▸ **WHAT TO PRODUCE**
Copy out all of the material exactly as presented.

[Extracted data entries]
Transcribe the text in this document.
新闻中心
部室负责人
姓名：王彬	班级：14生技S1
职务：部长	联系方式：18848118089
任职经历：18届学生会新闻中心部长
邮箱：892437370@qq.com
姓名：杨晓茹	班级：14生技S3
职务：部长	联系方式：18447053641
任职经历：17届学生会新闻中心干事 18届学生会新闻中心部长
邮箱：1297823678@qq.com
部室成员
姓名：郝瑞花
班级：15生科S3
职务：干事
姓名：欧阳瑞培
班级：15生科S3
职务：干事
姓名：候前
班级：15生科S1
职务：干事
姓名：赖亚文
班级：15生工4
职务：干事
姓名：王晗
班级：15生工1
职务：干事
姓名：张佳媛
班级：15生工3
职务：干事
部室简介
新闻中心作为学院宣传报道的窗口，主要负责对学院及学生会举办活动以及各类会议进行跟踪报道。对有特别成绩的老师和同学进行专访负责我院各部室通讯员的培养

▸ **CORRECT ANSWER**
Transcribe the text in this document.
新闻中心
部室负责人
姓名：王彬	班级：14生技S1
职务：部长	联系方式：18848118089
任职经历：18届学生会新闻中心部长
邮箱：892437370@qq.com
姓名：杨晓茹	班级：14生技S3
职务：部长	联系方式：18447053641
任职经历：17届学生会新闻中心干事 18届学生会新闻中心部长
邮箱：1297823678@qq.com
部室成员
姓名：郝瑞花
班级：15生科S3
职务：干事
姓名：欧阳瑞培
班级：15生科S3
职务：干事
姓名：候前
班级：15生科S1
职务：干事
姓名：赖亚文
班级：15生工4
职务：干事
姓名：王晗
班级：15生工1
职务：干事
姓名：张佳媛
班级：15生工3
职务：干事
部室简介
新闻中心作为学院宣传报道的窗口，主要负责对学院及学生会举办活动以及各类会议进行跟踪报道。对有特别成绩的老师和同学进行专访负责我院各部室通讯员的培养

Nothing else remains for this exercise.